Pick out each line below containing "expanded".
★ ★ ★
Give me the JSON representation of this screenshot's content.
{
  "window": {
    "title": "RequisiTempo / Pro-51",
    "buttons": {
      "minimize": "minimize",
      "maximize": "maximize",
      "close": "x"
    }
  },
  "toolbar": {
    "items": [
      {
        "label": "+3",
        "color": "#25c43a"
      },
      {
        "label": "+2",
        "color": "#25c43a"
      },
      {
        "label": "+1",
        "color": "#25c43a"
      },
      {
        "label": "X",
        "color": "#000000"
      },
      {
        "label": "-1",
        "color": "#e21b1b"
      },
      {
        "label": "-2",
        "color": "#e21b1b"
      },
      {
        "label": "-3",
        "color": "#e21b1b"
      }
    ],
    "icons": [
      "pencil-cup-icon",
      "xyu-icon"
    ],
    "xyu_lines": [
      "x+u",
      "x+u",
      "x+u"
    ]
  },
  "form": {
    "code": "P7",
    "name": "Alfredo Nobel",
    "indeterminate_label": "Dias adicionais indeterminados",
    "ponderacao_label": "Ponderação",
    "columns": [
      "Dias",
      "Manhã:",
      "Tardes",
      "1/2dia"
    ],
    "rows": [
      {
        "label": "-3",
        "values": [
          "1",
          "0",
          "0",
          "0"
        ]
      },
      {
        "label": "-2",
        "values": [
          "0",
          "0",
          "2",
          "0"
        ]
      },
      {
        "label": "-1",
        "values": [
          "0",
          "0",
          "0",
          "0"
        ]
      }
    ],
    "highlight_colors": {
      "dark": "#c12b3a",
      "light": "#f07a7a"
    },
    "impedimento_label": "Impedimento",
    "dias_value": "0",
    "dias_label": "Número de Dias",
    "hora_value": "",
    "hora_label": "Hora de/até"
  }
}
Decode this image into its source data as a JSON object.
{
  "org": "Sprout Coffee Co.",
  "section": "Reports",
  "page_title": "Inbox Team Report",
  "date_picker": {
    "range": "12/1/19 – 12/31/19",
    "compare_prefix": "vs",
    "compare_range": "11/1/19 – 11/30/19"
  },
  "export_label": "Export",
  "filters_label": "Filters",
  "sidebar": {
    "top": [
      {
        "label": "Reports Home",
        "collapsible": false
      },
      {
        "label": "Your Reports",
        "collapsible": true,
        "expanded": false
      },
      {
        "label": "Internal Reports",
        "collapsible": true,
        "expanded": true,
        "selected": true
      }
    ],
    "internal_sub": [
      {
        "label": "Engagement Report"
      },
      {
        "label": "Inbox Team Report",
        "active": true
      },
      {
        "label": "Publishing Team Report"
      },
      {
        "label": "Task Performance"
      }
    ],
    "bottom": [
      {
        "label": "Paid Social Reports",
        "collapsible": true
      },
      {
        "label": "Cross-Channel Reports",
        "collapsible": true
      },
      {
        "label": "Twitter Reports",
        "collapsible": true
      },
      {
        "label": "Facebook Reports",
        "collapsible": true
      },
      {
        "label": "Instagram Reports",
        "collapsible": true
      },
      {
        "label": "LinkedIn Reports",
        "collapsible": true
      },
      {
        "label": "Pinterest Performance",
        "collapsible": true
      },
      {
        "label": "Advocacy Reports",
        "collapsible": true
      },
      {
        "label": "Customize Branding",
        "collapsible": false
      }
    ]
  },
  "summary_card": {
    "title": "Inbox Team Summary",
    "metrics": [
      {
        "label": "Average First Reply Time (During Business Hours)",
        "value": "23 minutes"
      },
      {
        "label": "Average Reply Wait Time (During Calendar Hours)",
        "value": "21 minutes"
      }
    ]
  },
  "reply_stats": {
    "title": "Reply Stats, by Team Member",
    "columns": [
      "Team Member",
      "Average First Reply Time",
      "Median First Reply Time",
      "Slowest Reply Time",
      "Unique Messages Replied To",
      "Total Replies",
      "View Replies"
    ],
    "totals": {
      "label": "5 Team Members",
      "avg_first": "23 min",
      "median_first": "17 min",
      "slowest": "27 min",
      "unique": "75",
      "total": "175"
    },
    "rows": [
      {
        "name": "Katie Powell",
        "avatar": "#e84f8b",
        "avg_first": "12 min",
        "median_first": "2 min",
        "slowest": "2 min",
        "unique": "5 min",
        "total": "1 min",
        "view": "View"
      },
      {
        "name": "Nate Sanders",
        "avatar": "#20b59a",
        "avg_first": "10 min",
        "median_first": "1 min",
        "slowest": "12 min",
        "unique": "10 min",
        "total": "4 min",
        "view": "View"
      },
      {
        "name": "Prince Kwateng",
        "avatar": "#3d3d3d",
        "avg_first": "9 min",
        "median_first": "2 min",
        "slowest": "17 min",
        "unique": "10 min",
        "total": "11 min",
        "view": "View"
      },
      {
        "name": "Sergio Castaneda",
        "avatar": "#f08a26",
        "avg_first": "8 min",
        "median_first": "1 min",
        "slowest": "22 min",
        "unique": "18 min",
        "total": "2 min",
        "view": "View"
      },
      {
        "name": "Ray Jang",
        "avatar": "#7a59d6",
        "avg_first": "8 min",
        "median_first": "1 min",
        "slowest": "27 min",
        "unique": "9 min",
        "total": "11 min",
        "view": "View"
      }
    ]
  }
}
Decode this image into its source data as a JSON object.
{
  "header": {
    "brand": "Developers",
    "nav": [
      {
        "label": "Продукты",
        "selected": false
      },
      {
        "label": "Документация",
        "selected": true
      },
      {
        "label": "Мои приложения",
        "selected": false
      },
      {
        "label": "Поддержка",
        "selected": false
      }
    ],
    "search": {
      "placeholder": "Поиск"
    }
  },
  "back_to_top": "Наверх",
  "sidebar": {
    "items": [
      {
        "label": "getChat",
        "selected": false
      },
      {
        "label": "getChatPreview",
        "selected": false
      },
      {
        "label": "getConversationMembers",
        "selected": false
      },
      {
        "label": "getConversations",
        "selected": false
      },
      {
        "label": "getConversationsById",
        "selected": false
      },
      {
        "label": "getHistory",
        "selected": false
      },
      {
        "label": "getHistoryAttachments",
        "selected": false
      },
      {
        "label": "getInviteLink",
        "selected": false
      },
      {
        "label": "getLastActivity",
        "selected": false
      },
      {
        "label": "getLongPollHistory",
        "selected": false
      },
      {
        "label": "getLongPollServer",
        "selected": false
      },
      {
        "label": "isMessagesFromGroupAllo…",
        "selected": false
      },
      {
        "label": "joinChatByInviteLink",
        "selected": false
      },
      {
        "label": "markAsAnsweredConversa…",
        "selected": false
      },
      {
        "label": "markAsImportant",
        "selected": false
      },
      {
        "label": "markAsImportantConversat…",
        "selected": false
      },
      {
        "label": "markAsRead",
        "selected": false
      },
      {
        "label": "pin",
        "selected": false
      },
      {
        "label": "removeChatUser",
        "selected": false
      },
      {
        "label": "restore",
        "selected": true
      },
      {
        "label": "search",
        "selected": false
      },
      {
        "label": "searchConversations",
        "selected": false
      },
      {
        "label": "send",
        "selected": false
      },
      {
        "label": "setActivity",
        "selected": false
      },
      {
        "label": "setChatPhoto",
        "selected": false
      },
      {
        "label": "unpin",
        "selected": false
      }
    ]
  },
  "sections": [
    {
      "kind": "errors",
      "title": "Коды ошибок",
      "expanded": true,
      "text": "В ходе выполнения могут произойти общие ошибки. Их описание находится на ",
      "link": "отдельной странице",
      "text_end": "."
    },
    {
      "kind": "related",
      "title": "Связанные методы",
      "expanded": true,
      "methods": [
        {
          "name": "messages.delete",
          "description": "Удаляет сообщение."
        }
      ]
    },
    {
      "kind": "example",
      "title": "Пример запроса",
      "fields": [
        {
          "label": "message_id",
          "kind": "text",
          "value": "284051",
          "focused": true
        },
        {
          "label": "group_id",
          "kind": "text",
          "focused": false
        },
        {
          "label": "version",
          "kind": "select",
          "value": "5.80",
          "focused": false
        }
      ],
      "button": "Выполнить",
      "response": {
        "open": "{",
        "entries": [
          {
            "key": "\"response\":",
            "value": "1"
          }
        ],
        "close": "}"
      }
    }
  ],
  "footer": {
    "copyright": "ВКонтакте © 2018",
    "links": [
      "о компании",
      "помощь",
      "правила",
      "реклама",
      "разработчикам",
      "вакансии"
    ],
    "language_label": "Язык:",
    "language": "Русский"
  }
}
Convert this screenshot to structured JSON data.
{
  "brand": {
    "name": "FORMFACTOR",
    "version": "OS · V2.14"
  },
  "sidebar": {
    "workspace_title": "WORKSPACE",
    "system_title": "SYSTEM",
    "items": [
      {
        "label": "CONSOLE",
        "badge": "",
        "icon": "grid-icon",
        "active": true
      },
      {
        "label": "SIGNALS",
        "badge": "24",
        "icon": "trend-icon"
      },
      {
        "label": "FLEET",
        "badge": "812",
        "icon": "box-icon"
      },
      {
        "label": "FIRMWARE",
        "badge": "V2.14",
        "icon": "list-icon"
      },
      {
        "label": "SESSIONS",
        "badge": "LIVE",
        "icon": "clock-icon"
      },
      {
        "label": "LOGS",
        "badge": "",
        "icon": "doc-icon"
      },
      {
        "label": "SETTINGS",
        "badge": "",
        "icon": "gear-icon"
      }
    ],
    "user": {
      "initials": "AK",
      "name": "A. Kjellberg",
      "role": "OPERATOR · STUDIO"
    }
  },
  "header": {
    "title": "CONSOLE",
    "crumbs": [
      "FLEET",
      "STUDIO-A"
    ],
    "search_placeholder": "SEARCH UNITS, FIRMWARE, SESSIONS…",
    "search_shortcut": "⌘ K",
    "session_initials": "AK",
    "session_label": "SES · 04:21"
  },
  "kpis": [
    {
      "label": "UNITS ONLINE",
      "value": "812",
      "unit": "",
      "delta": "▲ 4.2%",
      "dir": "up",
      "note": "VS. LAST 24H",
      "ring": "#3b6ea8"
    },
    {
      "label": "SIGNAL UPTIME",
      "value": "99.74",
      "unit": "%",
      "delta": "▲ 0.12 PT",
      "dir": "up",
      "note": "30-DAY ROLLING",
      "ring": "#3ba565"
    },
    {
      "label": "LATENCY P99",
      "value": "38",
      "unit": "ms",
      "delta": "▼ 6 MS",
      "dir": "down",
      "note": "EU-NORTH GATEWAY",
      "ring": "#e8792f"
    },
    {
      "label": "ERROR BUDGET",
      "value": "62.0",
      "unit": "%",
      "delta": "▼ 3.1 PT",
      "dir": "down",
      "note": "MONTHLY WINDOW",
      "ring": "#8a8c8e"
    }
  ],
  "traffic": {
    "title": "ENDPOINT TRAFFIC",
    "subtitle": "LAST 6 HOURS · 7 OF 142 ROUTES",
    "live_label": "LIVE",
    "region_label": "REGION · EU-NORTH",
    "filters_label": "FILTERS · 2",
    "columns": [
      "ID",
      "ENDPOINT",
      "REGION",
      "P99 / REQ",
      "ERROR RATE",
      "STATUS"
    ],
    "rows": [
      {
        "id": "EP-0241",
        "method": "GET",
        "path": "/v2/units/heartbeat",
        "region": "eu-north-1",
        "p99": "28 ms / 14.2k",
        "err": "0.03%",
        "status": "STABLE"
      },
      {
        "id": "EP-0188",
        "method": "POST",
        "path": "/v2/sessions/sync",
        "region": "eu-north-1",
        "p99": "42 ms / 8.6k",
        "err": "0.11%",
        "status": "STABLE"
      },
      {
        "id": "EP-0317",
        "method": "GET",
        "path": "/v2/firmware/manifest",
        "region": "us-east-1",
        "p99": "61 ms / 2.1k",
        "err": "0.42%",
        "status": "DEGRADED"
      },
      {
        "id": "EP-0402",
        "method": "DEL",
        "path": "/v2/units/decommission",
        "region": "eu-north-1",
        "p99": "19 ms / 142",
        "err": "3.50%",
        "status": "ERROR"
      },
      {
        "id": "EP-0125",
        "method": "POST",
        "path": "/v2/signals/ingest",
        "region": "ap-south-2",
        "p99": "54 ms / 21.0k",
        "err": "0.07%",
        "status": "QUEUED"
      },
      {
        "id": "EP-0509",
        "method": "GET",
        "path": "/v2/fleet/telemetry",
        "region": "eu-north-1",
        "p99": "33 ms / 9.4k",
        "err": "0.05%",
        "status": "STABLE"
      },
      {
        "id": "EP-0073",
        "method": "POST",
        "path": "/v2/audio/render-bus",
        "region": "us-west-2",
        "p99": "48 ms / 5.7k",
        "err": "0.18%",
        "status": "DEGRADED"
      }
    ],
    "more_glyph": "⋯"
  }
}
★ ★ ★
→ Task response
        "expanded": false
        "expanded": true,
      "expanded": true,
      "expanded": true,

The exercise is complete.